-- start INFORMATION PROVIDED --
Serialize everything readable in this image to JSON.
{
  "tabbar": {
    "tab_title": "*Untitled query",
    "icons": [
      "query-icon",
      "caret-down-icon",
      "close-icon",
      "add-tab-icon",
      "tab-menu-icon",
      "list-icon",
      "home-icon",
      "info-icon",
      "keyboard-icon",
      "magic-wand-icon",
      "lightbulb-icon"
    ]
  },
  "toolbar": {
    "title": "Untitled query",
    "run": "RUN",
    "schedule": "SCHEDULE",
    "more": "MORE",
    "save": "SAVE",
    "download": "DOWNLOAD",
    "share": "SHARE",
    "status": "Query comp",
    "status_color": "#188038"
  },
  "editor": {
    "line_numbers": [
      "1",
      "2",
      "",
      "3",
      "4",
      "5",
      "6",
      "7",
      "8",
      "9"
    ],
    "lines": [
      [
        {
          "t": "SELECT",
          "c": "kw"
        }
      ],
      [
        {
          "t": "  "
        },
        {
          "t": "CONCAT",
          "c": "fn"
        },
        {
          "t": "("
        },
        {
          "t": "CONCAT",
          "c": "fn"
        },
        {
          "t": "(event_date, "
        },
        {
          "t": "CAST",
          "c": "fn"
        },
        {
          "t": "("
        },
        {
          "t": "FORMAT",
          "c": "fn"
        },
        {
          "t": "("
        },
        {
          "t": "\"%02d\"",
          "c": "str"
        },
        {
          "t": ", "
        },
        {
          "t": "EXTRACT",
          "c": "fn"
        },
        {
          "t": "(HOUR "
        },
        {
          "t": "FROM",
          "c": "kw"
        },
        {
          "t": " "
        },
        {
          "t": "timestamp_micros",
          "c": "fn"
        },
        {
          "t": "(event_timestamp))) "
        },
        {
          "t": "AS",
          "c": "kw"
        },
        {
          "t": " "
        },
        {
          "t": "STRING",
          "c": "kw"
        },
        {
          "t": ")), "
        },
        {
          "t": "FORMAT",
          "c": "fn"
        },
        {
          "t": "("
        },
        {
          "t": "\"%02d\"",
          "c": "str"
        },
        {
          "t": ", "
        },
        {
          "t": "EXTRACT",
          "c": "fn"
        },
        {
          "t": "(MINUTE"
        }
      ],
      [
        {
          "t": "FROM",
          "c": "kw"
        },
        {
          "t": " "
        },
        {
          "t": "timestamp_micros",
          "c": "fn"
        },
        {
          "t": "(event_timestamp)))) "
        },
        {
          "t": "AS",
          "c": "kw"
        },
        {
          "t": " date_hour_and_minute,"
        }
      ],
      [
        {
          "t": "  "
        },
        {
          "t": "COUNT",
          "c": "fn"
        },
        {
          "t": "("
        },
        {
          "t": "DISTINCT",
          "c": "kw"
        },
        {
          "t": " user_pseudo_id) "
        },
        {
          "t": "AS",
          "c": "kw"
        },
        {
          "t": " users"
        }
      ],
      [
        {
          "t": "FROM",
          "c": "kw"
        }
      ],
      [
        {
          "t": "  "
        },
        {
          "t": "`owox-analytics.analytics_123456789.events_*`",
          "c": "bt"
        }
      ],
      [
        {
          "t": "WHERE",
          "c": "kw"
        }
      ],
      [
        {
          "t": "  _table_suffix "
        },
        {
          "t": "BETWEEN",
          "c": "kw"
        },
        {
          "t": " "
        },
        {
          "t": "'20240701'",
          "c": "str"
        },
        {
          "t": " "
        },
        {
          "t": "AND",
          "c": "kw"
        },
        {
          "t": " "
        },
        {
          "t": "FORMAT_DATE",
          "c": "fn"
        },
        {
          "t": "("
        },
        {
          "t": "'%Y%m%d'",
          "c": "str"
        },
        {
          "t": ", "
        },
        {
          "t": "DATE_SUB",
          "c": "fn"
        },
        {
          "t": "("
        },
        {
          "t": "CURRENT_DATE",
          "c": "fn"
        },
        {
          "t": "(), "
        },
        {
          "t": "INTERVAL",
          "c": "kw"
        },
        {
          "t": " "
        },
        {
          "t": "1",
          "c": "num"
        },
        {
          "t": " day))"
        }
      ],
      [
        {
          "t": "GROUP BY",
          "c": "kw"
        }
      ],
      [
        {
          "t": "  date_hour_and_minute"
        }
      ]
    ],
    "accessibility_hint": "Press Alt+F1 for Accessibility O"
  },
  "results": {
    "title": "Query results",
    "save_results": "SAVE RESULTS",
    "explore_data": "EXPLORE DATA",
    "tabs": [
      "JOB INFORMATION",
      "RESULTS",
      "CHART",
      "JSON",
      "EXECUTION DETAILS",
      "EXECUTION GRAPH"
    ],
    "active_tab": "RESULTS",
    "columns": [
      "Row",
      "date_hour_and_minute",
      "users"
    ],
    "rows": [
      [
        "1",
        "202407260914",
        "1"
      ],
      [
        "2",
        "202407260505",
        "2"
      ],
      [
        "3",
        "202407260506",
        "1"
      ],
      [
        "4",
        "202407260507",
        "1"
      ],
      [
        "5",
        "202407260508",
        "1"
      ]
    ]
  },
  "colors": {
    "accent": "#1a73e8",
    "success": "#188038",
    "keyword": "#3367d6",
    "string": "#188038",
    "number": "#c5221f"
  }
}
-- end INFORMATION PROVIDED --
→ WHAT NEEDS TO BE DONE: Select and copy every line from the records that includes the word "Untitled".

→ EXERCISE OUTPUT:
    "tab_title": "*Untitled query",
    "title": "Untitled query",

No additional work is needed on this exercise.